Swap "Amount" for "Payment" in everything from the line containing "Bar: [170, 46, 316, 68]" down to the line containing "Bar: [165, 137, 311, 159]", and give back only those lines with nothing else changed.

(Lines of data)
=-=-=

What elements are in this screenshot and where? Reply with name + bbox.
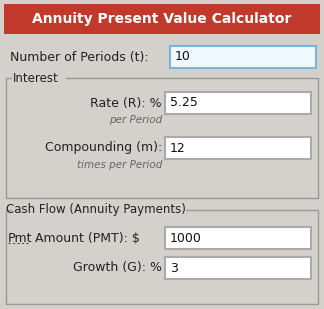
Bar: [170, 46, 316, 68]
Text: Pmt: Pmt: [8, 231, 32, 244]
Bar: [12, 205, 186, 216]
Text: 3: 3: [170, 261, 178, 274]
Bar: [165, 92, 311, 114]
Bar: [165, 257, 311, 279]
Bar: [6, 78, 318, 198]
Text: 5.25: 5.25: [170, 96, 198, 109]
Text: Amount (PMT): $: Amount (PMT): $: [31, 231, 140, 244]
Text: per Period: per Period: [109, 115, 162, 125]
Text: 1000: 1000: [170, 231, 202, 244]
Bar: [6, 210, 318, 304]
Text: times per Period: times per Period: [76, 160, 162, 170]
Text: 10: 10: [175, 50, 191, 64]
Bar: [4, 4, 320, 34]
Bar: [165, 137, 311, 159]
Text: Interest: Interest: [13, 71, 59, 84]
Text: Cash Flow (Annuity Payments): Cash Flow (Annuity Payments): [6, 204, 186, 217]
Bar: [12, 73, 66, 84]
Text: Annuity Present Value Calculator: Annuity Present Value Calculator: [32, 12, 292, 26]
Text: Number of Periods (t):: Number of Periods (t):: [10, 52, 149, 65]
Text: Compounding (m):: Compounding (m):: [45, 142, 162, 154]
Text: Rate (R): %: Rate (R): %: [90, 96, 162, 109]
Text: 12: 12: [170, 142, 186, 154]
Bar: [165, 227, 311, 249]
Text: Growth (G): %: Growth (G): %: [73, 261, 162, 274]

=-=-=

Final answer:
Bar: [170, 46, 316, 68]
Text: Pmt: Pmt: [8, 231, 32, 244]
Bar: [12, 205, 186, 216]
Text: 3: 3: [170, 261, 178, 274]
Bar: [165, 92, 311, 114]
Bar: [165, 257, 311, 279]
Bar: [6, 78, 318, 198]
Text: 5.25: 5.25: [170, 96, 198, 109]
Text: Payment (PMT): $: Payment (PMT): $: [31, 231, 140, 244]
Text: per Period: per Period: [109, 115, 162, 125]
Text: 1000: 1000: [170, 231, 202, 244]
Bar: [6, 210, 318, 304]
Text: times per Period: times per Period: [76, 160, 162, 170]
Text: 10: 10: [175, 50, 191, 64]
Bar: [4, 4, 320, 34]
Bar: [165, 137, 311, 159]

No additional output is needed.